[Collection entries]
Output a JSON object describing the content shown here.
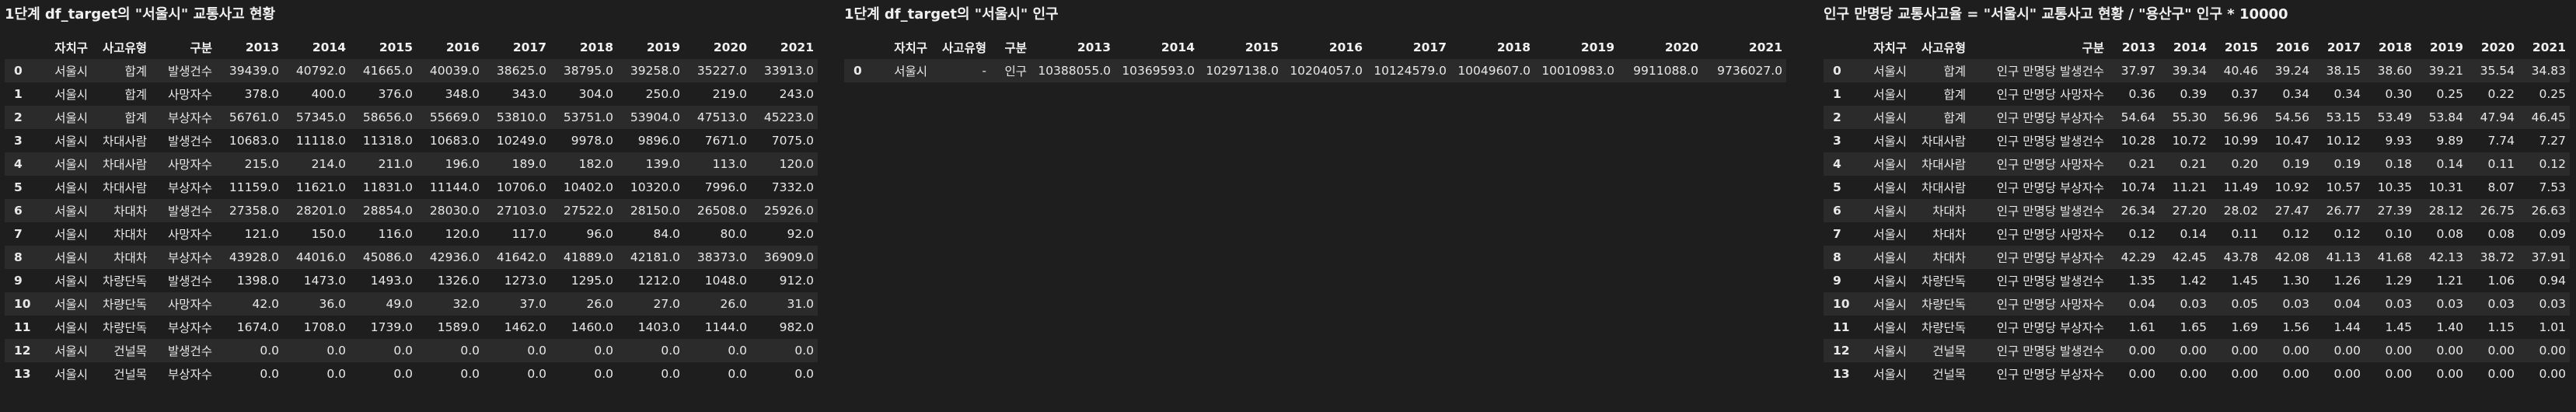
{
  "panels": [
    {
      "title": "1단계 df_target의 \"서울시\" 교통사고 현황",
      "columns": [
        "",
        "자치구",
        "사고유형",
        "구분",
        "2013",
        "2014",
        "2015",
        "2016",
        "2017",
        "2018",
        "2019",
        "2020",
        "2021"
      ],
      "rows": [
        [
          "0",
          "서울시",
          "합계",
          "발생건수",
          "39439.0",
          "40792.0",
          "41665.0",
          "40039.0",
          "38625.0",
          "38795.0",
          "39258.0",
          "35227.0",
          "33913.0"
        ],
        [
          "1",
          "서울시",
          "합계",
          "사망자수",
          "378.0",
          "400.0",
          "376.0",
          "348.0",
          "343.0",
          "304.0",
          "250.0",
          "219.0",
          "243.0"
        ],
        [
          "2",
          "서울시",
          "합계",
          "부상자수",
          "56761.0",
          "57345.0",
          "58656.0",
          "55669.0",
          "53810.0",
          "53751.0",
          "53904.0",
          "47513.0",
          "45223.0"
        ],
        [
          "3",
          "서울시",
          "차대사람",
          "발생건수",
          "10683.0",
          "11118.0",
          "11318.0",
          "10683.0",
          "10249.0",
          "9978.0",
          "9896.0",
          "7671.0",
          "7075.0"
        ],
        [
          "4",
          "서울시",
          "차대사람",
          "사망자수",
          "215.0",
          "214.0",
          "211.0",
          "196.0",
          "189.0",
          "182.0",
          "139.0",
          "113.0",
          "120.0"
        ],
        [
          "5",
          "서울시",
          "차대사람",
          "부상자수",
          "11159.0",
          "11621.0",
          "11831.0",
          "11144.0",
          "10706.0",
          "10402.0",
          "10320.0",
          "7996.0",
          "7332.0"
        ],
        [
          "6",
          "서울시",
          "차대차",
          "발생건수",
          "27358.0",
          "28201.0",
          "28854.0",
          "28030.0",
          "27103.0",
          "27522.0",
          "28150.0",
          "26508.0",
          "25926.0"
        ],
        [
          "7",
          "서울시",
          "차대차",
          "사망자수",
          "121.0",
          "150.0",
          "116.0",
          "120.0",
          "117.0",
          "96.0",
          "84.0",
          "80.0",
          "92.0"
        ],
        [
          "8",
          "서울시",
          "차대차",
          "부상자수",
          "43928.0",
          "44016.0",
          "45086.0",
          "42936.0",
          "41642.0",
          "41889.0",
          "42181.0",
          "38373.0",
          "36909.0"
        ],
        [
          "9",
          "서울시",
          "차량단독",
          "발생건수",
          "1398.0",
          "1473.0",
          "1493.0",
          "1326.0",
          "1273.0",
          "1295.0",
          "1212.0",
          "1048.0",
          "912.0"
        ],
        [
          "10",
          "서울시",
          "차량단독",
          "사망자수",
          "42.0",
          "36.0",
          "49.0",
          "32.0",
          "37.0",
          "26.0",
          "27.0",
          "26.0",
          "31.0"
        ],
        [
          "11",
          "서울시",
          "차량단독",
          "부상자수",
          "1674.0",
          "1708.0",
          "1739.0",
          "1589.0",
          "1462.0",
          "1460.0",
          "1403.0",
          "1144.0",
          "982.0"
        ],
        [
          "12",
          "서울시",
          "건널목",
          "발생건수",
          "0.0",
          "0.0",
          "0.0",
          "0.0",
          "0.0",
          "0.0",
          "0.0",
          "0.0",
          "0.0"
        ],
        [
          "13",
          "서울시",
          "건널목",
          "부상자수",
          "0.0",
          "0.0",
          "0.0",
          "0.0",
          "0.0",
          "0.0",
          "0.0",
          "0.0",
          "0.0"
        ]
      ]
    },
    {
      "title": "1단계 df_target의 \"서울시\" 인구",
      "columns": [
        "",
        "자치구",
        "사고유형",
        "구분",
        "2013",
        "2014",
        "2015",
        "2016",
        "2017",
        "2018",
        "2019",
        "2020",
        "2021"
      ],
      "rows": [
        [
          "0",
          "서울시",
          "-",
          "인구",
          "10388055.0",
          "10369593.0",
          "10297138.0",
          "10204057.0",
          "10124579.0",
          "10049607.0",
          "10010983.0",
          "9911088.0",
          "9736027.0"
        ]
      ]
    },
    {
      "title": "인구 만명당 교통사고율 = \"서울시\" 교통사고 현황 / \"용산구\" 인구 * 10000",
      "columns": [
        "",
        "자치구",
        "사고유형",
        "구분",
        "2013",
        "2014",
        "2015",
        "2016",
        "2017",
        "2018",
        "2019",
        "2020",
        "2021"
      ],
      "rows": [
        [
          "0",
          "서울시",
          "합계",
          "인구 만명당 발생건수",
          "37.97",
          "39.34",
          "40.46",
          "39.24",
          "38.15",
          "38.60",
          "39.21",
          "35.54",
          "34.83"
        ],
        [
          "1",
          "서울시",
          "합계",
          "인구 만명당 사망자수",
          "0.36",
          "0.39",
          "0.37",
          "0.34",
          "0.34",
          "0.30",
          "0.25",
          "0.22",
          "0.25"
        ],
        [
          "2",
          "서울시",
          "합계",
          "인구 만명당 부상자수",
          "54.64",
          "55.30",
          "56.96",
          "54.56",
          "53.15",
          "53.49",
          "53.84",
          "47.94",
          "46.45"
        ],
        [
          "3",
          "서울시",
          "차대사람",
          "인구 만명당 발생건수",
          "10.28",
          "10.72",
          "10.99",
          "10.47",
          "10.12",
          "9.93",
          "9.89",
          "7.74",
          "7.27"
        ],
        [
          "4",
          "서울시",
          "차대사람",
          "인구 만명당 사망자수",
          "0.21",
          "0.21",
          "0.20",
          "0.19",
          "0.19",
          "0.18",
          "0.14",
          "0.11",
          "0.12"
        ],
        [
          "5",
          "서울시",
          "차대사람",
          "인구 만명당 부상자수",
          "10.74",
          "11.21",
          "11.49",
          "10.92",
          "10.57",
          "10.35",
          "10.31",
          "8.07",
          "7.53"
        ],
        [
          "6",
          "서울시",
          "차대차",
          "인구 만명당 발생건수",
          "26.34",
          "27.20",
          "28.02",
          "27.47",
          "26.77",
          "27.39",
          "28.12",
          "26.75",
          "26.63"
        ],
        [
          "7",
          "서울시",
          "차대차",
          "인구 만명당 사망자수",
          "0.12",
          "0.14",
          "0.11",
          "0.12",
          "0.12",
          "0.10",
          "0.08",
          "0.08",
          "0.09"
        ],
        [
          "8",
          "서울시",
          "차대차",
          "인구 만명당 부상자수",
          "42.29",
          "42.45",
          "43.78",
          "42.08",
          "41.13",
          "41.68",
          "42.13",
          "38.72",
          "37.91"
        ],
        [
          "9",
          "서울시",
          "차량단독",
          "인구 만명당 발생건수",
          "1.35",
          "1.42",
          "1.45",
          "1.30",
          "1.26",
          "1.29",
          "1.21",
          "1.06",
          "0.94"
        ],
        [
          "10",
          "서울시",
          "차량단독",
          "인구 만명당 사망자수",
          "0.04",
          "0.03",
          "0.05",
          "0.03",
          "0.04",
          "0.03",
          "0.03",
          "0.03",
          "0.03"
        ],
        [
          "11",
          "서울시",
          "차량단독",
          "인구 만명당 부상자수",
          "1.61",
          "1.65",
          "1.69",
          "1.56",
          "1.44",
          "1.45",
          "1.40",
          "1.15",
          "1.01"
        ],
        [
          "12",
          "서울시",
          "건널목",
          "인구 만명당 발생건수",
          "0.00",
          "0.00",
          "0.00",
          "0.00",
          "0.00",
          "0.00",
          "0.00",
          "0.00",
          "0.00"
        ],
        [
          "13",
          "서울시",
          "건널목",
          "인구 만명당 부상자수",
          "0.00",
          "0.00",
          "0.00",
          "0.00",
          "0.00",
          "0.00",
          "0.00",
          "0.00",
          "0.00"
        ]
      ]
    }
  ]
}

* * *

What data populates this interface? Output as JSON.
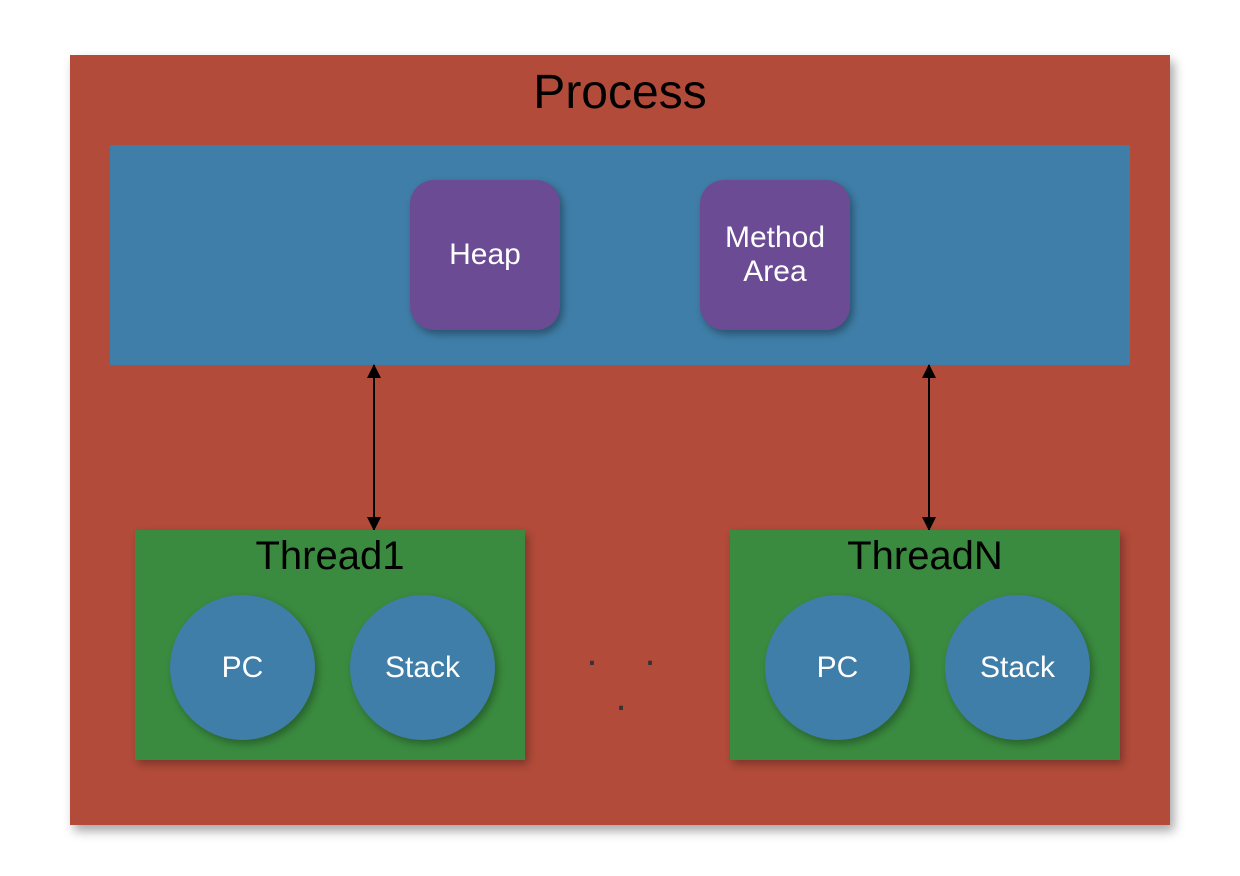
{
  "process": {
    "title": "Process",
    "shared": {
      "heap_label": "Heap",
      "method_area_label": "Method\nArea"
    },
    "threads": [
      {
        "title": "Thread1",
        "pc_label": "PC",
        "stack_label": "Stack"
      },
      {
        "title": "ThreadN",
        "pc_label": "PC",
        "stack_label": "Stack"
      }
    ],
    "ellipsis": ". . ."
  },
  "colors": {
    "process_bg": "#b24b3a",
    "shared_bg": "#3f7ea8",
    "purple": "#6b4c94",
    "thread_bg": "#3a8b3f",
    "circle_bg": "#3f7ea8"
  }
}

**PROBLEM TO WORK ON:**
List all lines where "JSON" occurs.

**RESPONSE FOR THIS EXERCISE:**
Output a JSON object describing the content shown here.
What data populates this interface? Output as JSON.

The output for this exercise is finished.